» WORK TO DO
Look in the data below for the line that contains "What data populates". Copy that line and the remaining lines exactly.

#### EXERCISE MATERIAL

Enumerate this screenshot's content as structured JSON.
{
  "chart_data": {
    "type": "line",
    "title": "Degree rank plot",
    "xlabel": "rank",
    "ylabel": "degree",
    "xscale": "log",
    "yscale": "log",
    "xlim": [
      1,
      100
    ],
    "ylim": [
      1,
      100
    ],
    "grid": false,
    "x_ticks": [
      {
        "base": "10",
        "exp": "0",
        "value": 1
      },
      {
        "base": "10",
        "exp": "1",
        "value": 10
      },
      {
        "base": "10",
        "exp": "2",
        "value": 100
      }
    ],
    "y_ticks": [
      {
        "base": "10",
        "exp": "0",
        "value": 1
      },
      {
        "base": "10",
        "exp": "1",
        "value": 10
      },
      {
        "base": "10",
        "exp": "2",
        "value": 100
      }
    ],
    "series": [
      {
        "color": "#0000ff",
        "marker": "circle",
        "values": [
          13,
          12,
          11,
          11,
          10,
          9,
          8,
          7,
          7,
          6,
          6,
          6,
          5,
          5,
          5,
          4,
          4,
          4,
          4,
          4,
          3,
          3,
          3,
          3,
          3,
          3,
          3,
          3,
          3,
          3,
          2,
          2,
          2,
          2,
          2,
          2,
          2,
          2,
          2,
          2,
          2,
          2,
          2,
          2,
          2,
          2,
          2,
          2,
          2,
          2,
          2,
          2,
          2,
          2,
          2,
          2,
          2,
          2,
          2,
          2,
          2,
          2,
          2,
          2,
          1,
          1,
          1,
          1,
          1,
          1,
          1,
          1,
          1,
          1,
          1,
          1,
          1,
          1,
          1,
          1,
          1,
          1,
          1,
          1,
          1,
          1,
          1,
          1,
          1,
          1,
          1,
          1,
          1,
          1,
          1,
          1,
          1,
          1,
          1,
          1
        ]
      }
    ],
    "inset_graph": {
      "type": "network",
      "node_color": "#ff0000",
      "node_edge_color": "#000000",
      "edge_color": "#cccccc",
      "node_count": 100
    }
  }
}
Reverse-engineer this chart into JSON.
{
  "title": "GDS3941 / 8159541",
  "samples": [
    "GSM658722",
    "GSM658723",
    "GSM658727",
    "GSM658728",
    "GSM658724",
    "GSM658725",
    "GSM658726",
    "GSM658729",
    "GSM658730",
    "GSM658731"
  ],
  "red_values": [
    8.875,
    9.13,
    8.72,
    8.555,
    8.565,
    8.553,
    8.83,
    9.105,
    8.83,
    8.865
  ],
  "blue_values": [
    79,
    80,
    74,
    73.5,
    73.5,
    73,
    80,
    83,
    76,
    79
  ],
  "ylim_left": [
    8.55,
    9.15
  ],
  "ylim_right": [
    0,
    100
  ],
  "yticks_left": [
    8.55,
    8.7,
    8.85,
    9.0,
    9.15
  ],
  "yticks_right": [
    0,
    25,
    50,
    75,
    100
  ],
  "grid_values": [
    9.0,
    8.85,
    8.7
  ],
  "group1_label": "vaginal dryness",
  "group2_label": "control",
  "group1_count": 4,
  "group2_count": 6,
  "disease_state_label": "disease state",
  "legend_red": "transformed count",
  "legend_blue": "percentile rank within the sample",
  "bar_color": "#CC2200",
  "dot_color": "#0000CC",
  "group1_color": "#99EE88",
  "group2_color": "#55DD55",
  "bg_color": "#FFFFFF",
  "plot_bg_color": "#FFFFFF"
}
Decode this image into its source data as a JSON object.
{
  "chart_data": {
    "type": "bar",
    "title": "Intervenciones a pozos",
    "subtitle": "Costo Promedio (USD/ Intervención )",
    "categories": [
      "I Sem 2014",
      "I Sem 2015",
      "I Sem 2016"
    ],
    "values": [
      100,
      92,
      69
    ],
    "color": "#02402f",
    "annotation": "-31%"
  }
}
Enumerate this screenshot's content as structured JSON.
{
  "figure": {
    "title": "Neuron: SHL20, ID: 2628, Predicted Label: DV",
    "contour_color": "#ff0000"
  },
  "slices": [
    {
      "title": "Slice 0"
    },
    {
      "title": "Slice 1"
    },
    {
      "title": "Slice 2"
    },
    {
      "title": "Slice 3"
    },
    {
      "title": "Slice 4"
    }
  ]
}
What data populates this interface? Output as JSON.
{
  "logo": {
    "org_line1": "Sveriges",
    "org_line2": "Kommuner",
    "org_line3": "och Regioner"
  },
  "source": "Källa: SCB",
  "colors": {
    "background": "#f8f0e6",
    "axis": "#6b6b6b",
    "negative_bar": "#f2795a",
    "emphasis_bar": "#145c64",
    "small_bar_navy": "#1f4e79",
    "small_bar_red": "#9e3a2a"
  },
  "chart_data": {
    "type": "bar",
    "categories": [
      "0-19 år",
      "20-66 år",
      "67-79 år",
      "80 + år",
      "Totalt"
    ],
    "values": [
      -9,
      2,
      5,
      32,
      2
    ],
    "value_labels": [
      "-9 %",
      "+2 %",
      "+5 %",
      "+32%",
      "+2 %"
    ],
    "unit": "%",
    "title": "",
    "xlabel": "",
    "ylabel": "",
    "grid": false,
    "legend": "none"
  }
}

########

» SOLVED PROBLEM
What data populates this interface? Output as JSON.
{
  "logo": {
    "org_line1": "Sveriges",
    "org_line2": "Kommuner",
    "org_line3": "och Regioner"
  },
  "source": "Källa: SCB",
  "colors": {
    "background": "#f8f0e6",
    "axis": "#6b6b6b",
    "negative_bar": "#f2795a",
    "emphasis_bar": "#145c64",
    "small_bar_navy": "#1f4e79",
    "small_bar_red": "#9e3a2a"
  },
  "chart_data": {
    "type": "bar",
    "categories": [
      "0-19 år",
      "20-66 år",
      "67-79 år",
      "80 + år",
      "Totalt"
    ],
    "values": [
      -9,
      2,
      5,
      32,
      2
    ],
    "value_labels": [
      "-9 %",
      "+2 %",
      "+5 %",
      "+32%",
      "+2 %"
    ],
    "unit": "%",
    "title": "",
    "xlabel": "",
    "ylabel": "",
    "grid": false,
    "legend": "none"
  }
}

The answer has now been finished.